Gather every line that includes the word "JSON", please.

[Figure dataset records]
┄┄┄┄┄┄┄┄┄┄┄┄┄┄┄┄┄┄┄┄
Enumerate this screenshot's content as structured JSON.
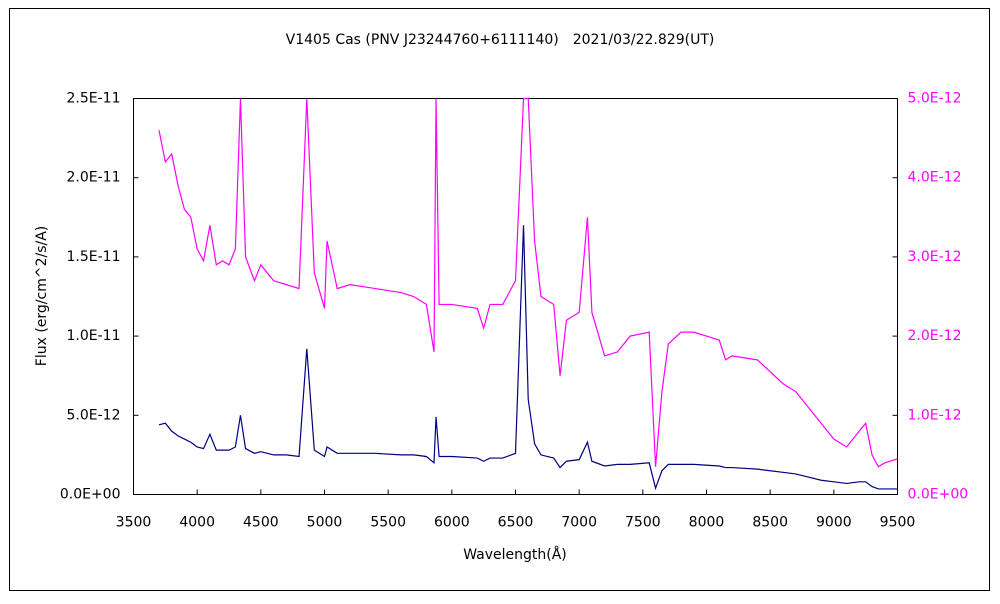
{
  "chart_data": {
    "type": "line",
    "title": "V1405 Cas (PNV J23244760+6111140)　2021/03/22.829(UT)",
    "x_label": "Wavelength(Å)",
    "y_label": "Flux (erg/cm^2/s/A)",
    "xlim": [
      3500,
      9500
    ],
    "xticks": [
      3500,
      4000,
      4500,
      5000,
      5500,
      6000,
      6500,
      7000,
      7500,
      8000,
      8500,
      9000,
      9500
    ],
    "ylim": [
      0,
      2.5e-11
    ],
    "yticks": [
      {
        "value": 0,
        "label": "0.0E+00"
      },
      {
        "value": 5e-12,
        "label": "5.0E-12"
      },
      {
        "value": 1e-11,
        "label": "1.0E-11"
      },
      {
        "value": 1.5e-11,
        "label": "1.5E-11"
      },
      {
        "value": 2e-11,
        "label": "2.0E-11"
      },
      {
        "value": 2.5e-11,
        "label": "2.5E-11"
      }
    ],
    "y2lim": [
      0,
      5e-12
    ],
    "y2ticks": [
      {
        "value": 0,
        "label": "0.0E+00"
      },
      {
        "value": 1e-12,
        "label": "1.0E-12"
      },
      {
        "value": 2e-12,
        "label": "2.0E-12"
      },
      {
        "value": 3e-12,
        "label": "3.0E-12"
      },
      {
        "value": 4e-12,
        "label": "4.0E-12"
      },
      {
        "value": 5e-12,
        "label": "5.0E-12"
      }
    ],
    "grid": false,
    "x": [
      3700,
      3750,
      3800,
      3850,
      3900,
      3950,
      4000,
      4050,
      4100,
      4150,
      4200,
      4250,
      4300,
      4340,
      4380,
      4450,
      4500,
      4600,
      4700,
      4800,
      4861,
      4920,
      5000,
      5020,
      5100,
      5200,
      5400,
      5600,
      5700,
      5800,
      5860,
      5876,
      5900,
      6000,
      6200,
      6250,
      6300,
      6400,
      6500,
      6563,
      6600,
      6650,
      6700,
      6800,
      6850,
      6900,
      7000,
      7065,
      7100,
      7200,
      7300,
      7400,
      7550,
      7600,
      7650,
      7700,
      7800,
      7900,
      8100,
      8150,
      8200,
      8400,
      8500,
      8600,
      8700,
      8800,
      8900,
      9000,
      9100,
      9200,
      9250,
      9300,
      9350,
      9400,
      9500
    ],
    "series": [
      {
        "color": "#ff00ff",
        "axis": "y2",
        "values": [
          4.6e-12,
          4.2e-12,
          4.3e-12,
          3.9e-12,
          3.6e-12,
          3.5e-12,
          3.1e-12,
          2.95e-12,
          3.4e-12,
          2.9e-12,
          2.95e-12,
          2.9e-12,
          3.1e-12,
          5e-12,
          3e-12,
          2.7e-12,
          2.9e-12,
          2.7e-12,
          2.65e-12,
          2.6e-12,
          5e-12,
          2.8e-12,
          2.35e-12,
          3.2e-12,
          2.6e-12,
          2.65e-12,
          2.6e-12,
          2.55e-12,
          2.5e-12,
          2.4e-12,
          1.8e-12,
          5e-12,
          2.4e-12,
          2.4e-12,
          2.35e-12,
          2.1e-12,
          2.4e-12,
          2.4e-12,
          2.7e-12,
          5e-12,
          5e-12,
          3.2e-12,
          2.5e-12,
          2.4e-12,
          1.5e-12,
          2.2e-12,
          2.3e-12,
          3.5e-12,
          2.3e-12,
          1.75e-12,
          1.8e-12,
          2e-12,
          2.05e-12,
          3.5e-13,
          1.3e-12,
          1.9e-12,
          2.05e-12,
          2.05e-12,
          1.95e-12,
          1.7e-12,
          1.75e-12,
          1.7e-12,
          1.55e-12,
          1.4e-12,
          1.3e-12,
          1.1e-12,
          9e-13,
          7e-13,
          6e-13,
          8e-13,
          9e-13,
          5e-13,
          3.5e-13,
          4e-13,
          4.5e-13
        ]
      },
      {
        "color": "#000080",
        "values": [
          4.4e-12,
          4.5e-12,
          4e-12,
          3.7e-12,
          3.5e-12,
          3.3e-12,
          3e-12,
          2.9e-12,
          3.8e-12,
          2.8e-12,
          2.8e-12,
          2.8e-12,
          3e-12,
          5e-12,
          2.9e-12,
          2.6e-12,
          2.7e-12,
          2.5e-12,
          2.5e-12,
          2.4e-12,
          9.2e-12,
          2.8e-12,
          2.4e-12,
          3e-12,
          2.6e-12,
          2.6e-12,
          2.6e-12,
          2.5e-12,
          2.5e-12,
          2.4e-12,
          2e-12,
          4.9e-12,
          2.4e-12,
          2.4e-12,
          2.3e-12,
          2.1e-12,
          2.3e-12,
          2.3e-12,
          2.6e-12,
          1.7e-11,
          6e-12,
          3.2e-12,
          2.5e-12,
          2.3e-12,
          1.7e-12,
          2.1e-12,
          2.2e-12,
          3.3e-12,
          2.1e-12,
          1.8e-12,
          1.9e-12,
          1.9e-12,
          2e-12,
          4e-13,
          1.5e-12,
          1.9e-12,
          1.9e-12,
          1.9e-12,
          1.8e-12,
          1.7e-12,
          1.7e-12,
          1.6e-12,
          1.5e-12,
          1.4e-12,
          1.3e-12,
          1.1e-12,
          9e-13,
          8e-13,
          7e-13,
          8e-13,
          8e-13,
          5e-13,
          3.5e-13,
          3.5e-13,
          3.5e-13
        ]
      }
    ]
  }
}
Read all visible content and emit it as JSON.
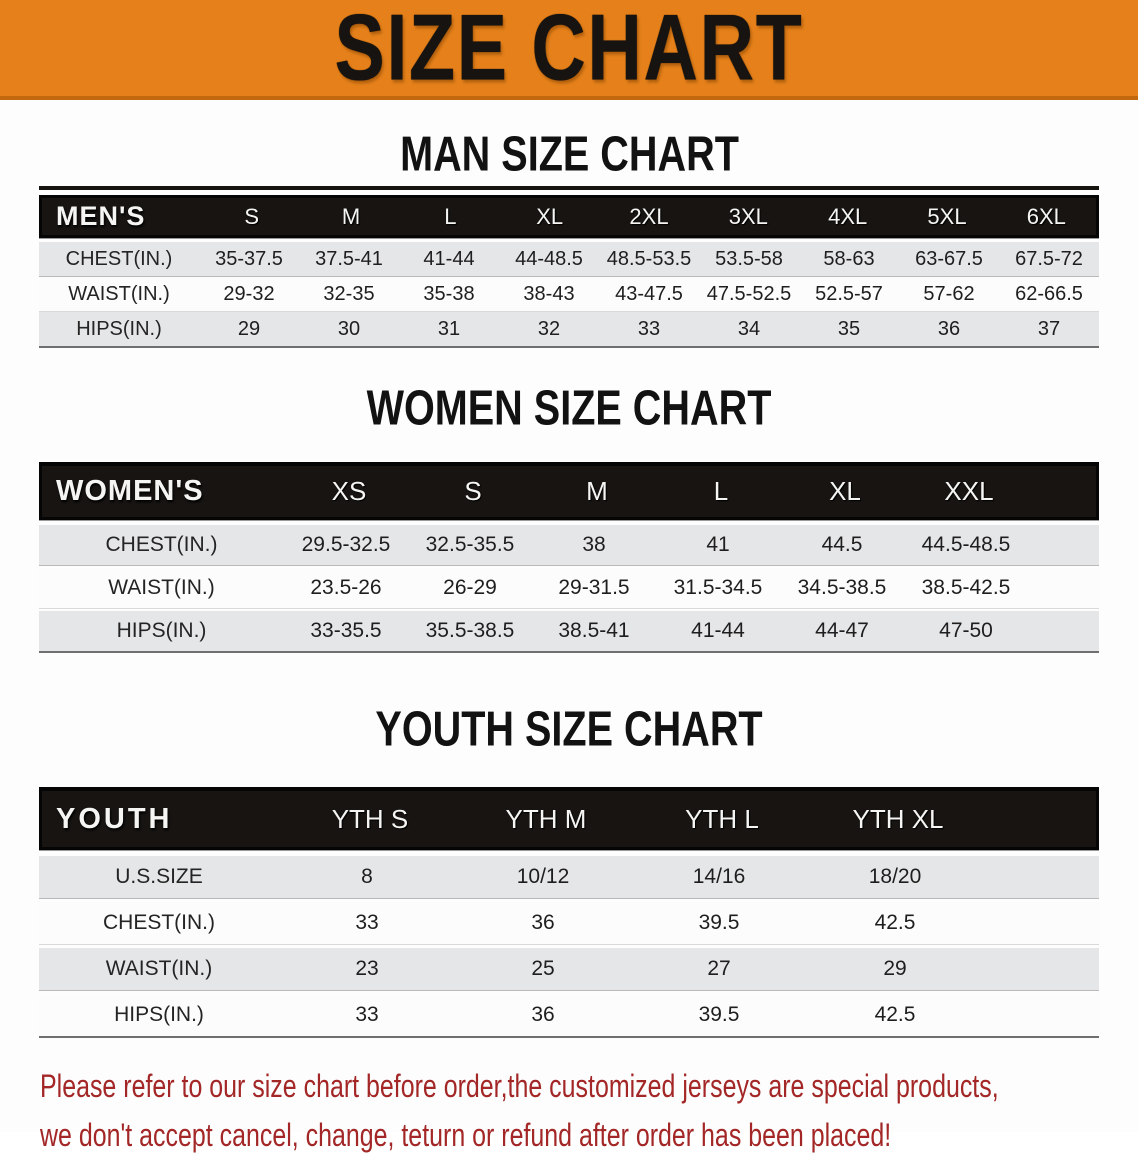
{
  "banner": {
    "title": "SIZE CHART",
    "background_color": "#E5801A",
    "title_color": "#161310"
  },
  "sections": [
    {
      "heading": "MAN SIZE CHART",
      "table": {
        "label": "MEN'S",
        "sizes": [
          "S",
          "M",
          "L",
          "XL",
          "2XL",
          "3XL",
          "4XL",
          "5XL",
          "6XL"
        ],
        "rows": [
          {
            "label": "CHEST(IN.)",
            "values": [
              "35-37.5",
              "37.5-41",
              "41-44",
              "44-48.5",
              "48.5-53.5",
              "53.5-58",
              "58-63",
              "63-67.5",
              "67.5-72"
            ]
          },
          {
            "label": "WAIST(IN.)",
            "values": [
              "29-32",
              "32-35",
              "35-38",
              "38-43",
              "43-47.5",
              "47.5-52.5",
              "52.5-57",
              "57-62",
              "62-66.5"
            ]
          },
          {
            "label": "HIPS(IN.)",
            "values": [
              "29",
              "30",
              "31",
              "32",
              "33",
              "34",
              "35",
              "36",
              "37"
            ]
          }
        ]
      }
    },
    {
      "heading": "WOMEN SIZE CHART",
      "table": {
        "label": "WOMEN'S",
        "sizes": [
          "XS",
          "S",
          "M",
          "L",
          "XL",
          "XXL"
        ],
        "rows": [
          {
            "label": "CHEST(IN.)",
            "values": [
              "29.5-32.5",
              "32.5-35.5",
              "38",
              "41",
              "44.5",
              "44.5-48.5"
            ]
          },
          {
            "label": "WAIST(IN.)",
            "values": [
              "23.5-26",
              "26-29",
              "29-31.5",
              "31.5-34.5",
              "34.5-38.5",
              "38.5-42.5"
            ]
          },
          {
            "label": "HIPS(IN.)",
            "values": [
              "33-35.5",
              "35.5-38.5",
              "38.5-41",
              "41-44",
              "44-47",
              "47-50"
            ]
          }
        ]
      }
    },
    {
      "heading": "YOUTH SIZE CHART",
      "table": {
        "label": "YOUTH",
        "sizes": [
          "YTH S",
          "YTH M",
          "YTH L",
          "YTH XL"
        ],
        "rows": [
          {
            "label": "U.S.SIZE",
            "values": [
              "8",
              "10/12",
              "14/16",
              "18/20"
            ]
          },
          {
            "label": "CHEST(IN.)",
            "values": [
              "33",
              "36",
              "39.5",
              "42.5"
            ]
          },
          {
            "label": "WAIST(IN.)",
            "values": [
              "23",
              "25",
              "27",
              "29"
            ]
          },
          {
            "label": "HIPS(IN.)",
            "values": [
              "33",
              "36",
              "39.5",
              "42.5"
            ]
          }
        ]
      }
    }
  ],
  "disclaimer": {
    "line1": "Please refer to our size chart before order,the customized jerseys are special products,",
    "line2": "we don't accept cancel, change, teturn or refund after order has been placed!",
    "text_color": "#A32727"
  },
  "colors": {
    "banner_orange": "#E5801A",
    "banner_edge": "#C2690F",
    "header_band_black": "#171412",
    "row_gray": "#E5E6E7",
    "row_white": "#FCFCFC",
    "disclaimer_red": "#A32727"
  }
}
┄┄┄┄┄┄┄┄┄┄┄┄┄┄┄┄┄┄┄┄
Result of the exercise:
Enumerate this screenshot's content as structured JSON.
Read all visible content and emit it as JSON.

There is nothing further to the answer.